■ PROBLEM REQUIREMENTS:
Copy every line of the following data that includes the string "万亿美元".

### ENTRIES PROVIDED ###

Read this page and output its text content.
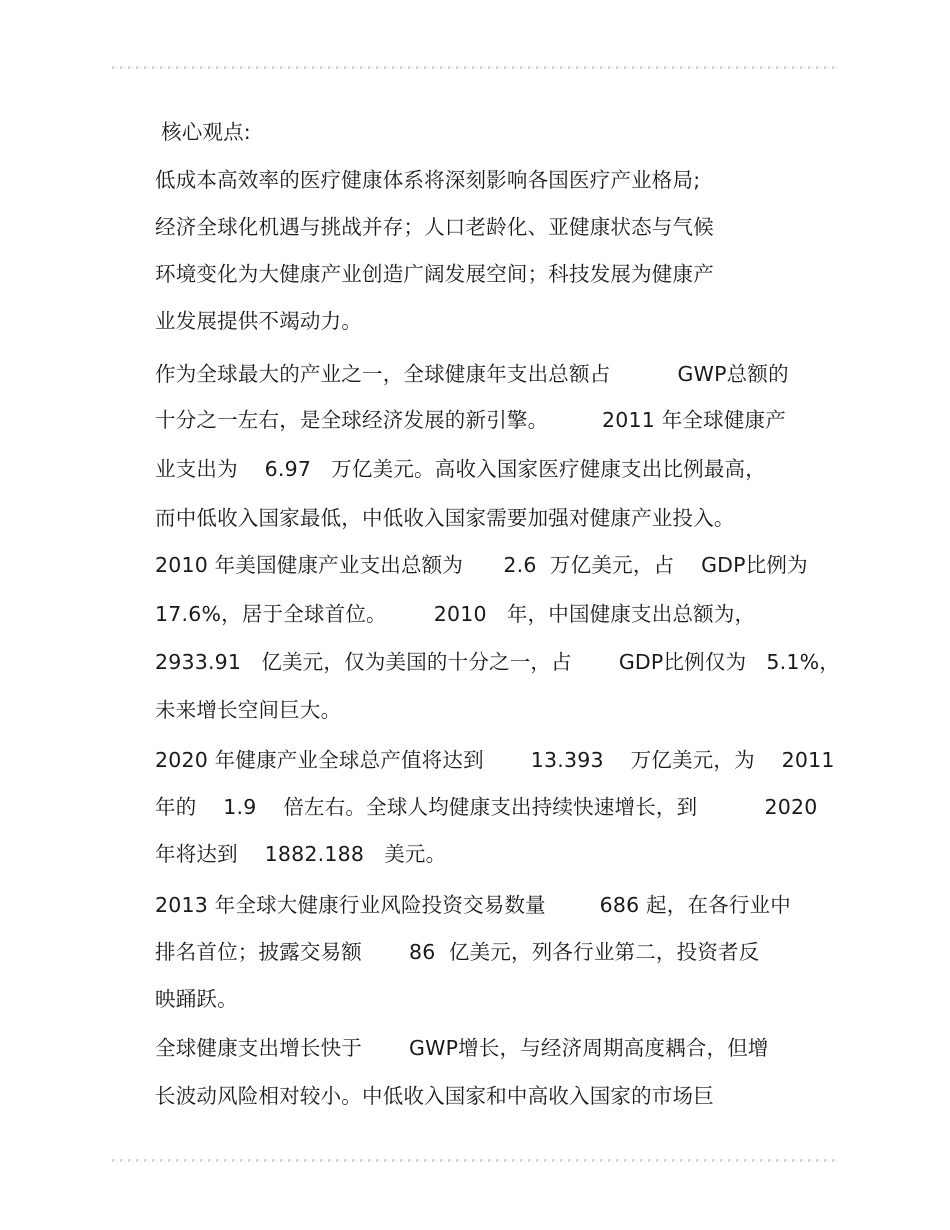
核心观点:
低成本高效率的医疗健康体系将深刻影响各国医疗产业格局;
经济全球化机遇与挑战并存；人口老龄化、亚健康状态与气候
环境变化为大健康产业创造广阔发展空间；科技发展为健康产
业发展提供不竭动力。
作为全球最大的产业之一，全球健康年支出总额占          GWP总额的
十分之一左右，是全球经济发展的新引擎。        2011 年全球健康产
业支出为    6.97   万亿美元。高收入国家医疗健康支出比例最高，
而中低收入国家最低，中低收入国家需要加强对健康产业投入。
2010 年美国健康产业支出总额为      2.6  万亿美元，占    GDP比例为
17.6%，居于全球首位。       2010   年，中国健康支出总额为，
2933.91   亿美元，仅为美国的十分之一，占       GDP比例仅为   5.1%，
未来增长空间巨大。
2020 年健康产业全球总产值将达到       13.393    万亿美元，为    2011
年的    1.9    倍左右。全球人均健康支出持续快速增长，到          2020
年将达到    1882.188   美元。
2013 年全球大健康行业风险投资交易数量        686 起，在各行业中
排名首位；披露交易额       86  亿美元，列各行业第二，投资者反
映踊跃。
全球健康支出增长快于       GWP增长，与经济周期高度耦合，但增
长波动风险相对较小。中低收入国家和中高收入国家的市场巨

###

■ RESULT FOR THIS TASK:
业支出为    6.97   万亿美元。高收入国家医疗健康支出比例最高，
2010 年美国健康产业支出总额为      2.6  万亿美元，占    GDP比例为
2020 年健康产业全球总产值将达到       13.393    万亿美元，为    2011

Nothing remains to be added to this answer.